• Task:
Copy out each line of the material below that holds the string "документов".

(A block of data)
* * * *
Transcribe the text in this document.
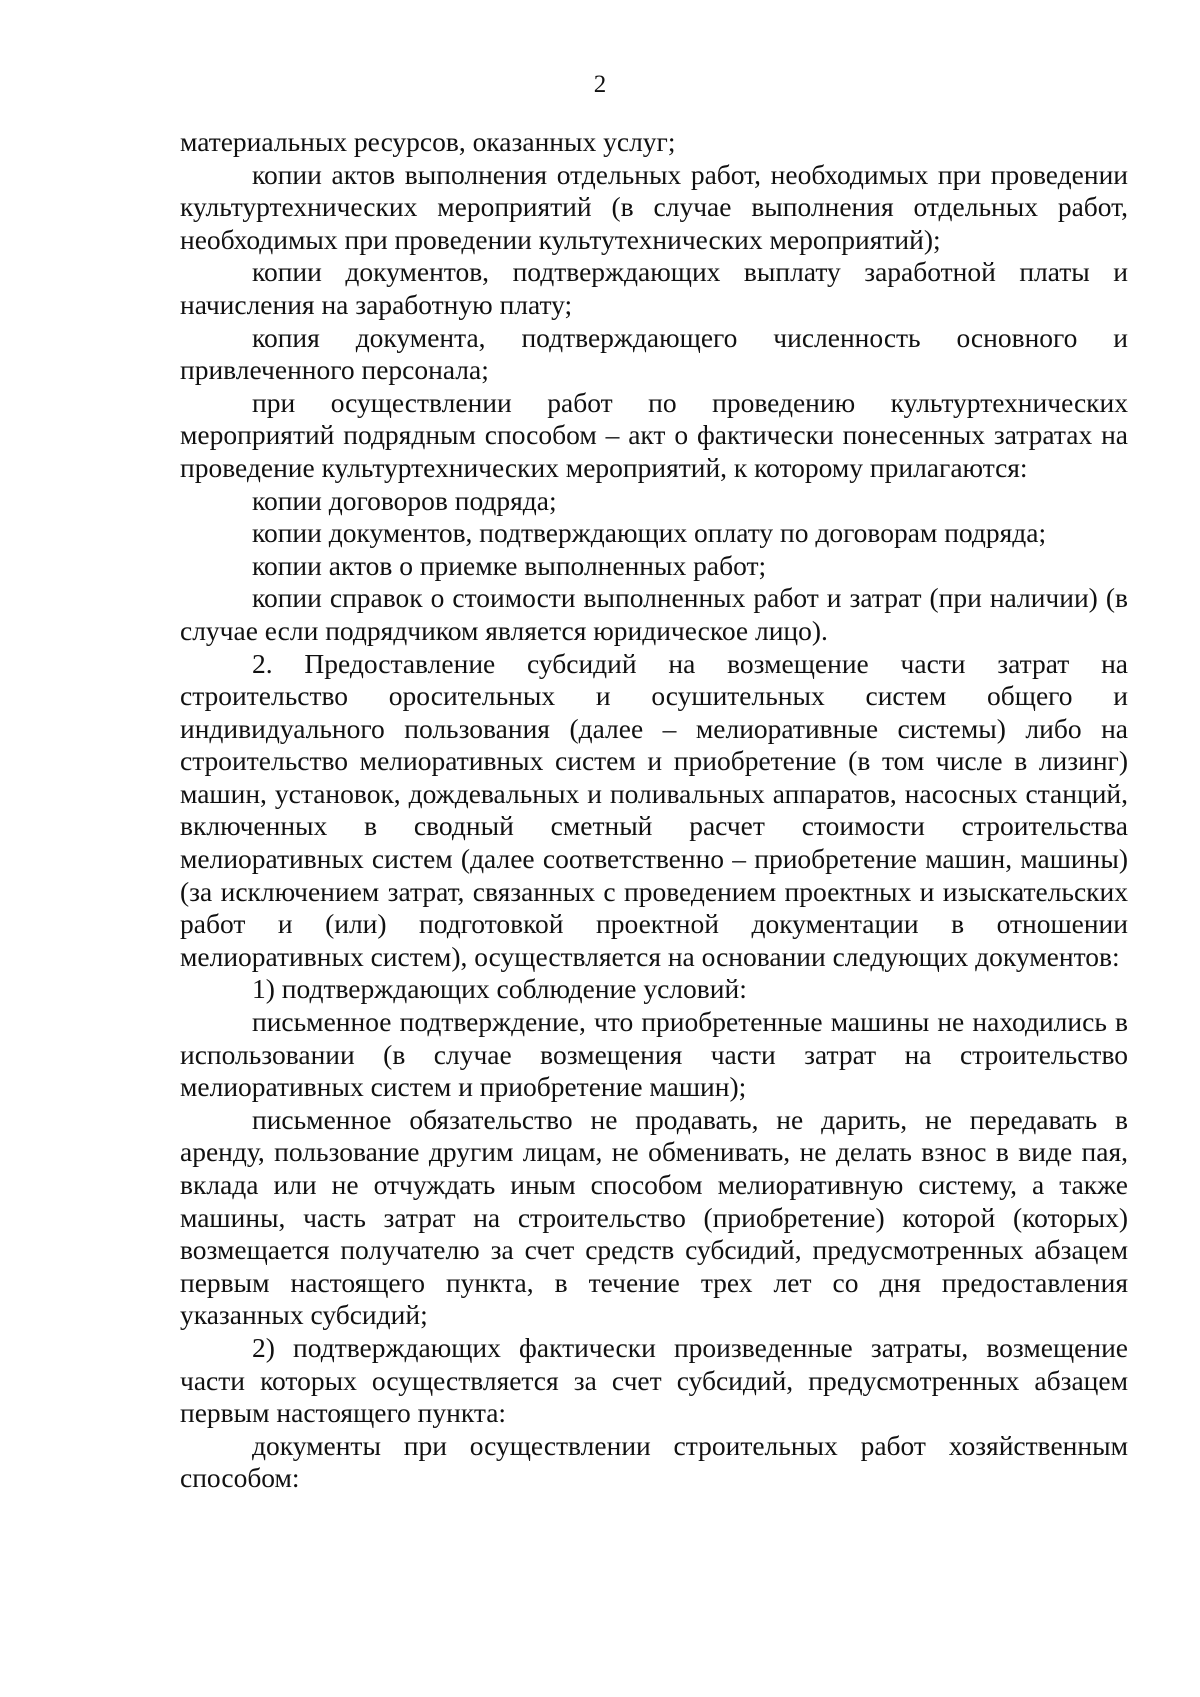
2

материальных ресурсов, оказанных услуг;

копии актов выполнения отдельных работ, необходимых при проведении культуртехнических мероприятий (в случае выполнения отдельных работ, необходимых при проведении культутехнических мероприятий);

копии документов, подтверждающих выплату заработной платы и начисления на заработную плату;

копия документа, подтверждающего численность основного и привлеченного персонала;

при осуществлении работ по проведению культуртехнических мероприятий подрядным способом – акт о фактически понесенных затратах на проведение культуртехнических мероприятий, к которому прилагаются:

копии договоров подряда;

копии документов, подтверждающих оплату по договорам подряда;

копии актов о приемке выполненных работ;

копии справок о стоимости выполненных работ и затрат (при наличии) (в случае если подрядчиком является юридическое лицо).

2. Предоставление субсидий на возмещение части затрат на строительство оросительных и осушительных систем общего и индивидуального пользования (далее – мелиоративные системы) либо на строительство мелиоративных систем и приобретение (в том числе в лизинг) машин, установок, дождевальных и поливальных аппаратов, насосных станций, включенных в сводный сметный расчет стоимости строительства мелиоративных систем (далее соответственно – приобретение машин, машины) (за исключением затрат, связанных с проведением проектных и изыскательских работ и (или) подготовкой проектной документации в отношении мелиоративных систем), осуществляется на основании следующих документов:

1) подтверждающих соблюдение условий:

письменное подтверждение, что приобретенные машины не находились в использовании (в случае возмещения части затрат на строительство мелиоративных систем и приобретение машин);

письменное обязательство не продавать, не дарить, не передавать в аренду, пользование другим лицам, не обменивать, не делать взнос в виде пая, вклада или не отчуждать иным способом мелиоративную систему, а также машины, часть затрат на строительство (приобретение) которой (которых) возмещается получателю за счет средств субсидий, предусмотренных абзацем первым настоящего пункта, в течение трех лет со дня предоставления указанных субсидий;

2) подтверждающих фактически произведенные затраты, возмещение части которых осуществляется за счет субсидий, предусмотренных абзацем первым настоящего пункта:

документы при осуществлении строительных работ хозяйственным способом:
* * * *
• Exercise response:
копии документов, подтверждающих выплату заработной платы и начисления на заработную плату;
копии документов, подтверждающих оплату по договорам подряда;
2. Предоставление субсидий на возмещение части затрат на строительство оросительных и осушительных систем общего и индивидуального пользования (далее – мелиоративные системы) либо на строительство мелиоративных систем и приобретение (в том числе в лизинг) машин, установок, дождевальных и поливальных аппаратов, насосных станций, включенных в сводный сметный расчет стоимости строительства мелиоративных систем (далее соответственно – приобретение машин, машины) (за исключением затрат, связанных с проведением проектных и изыскательских работ и (или) подготовкой проектной документации в отношении мелиоративных систем), осуществляется на основании следующих документов:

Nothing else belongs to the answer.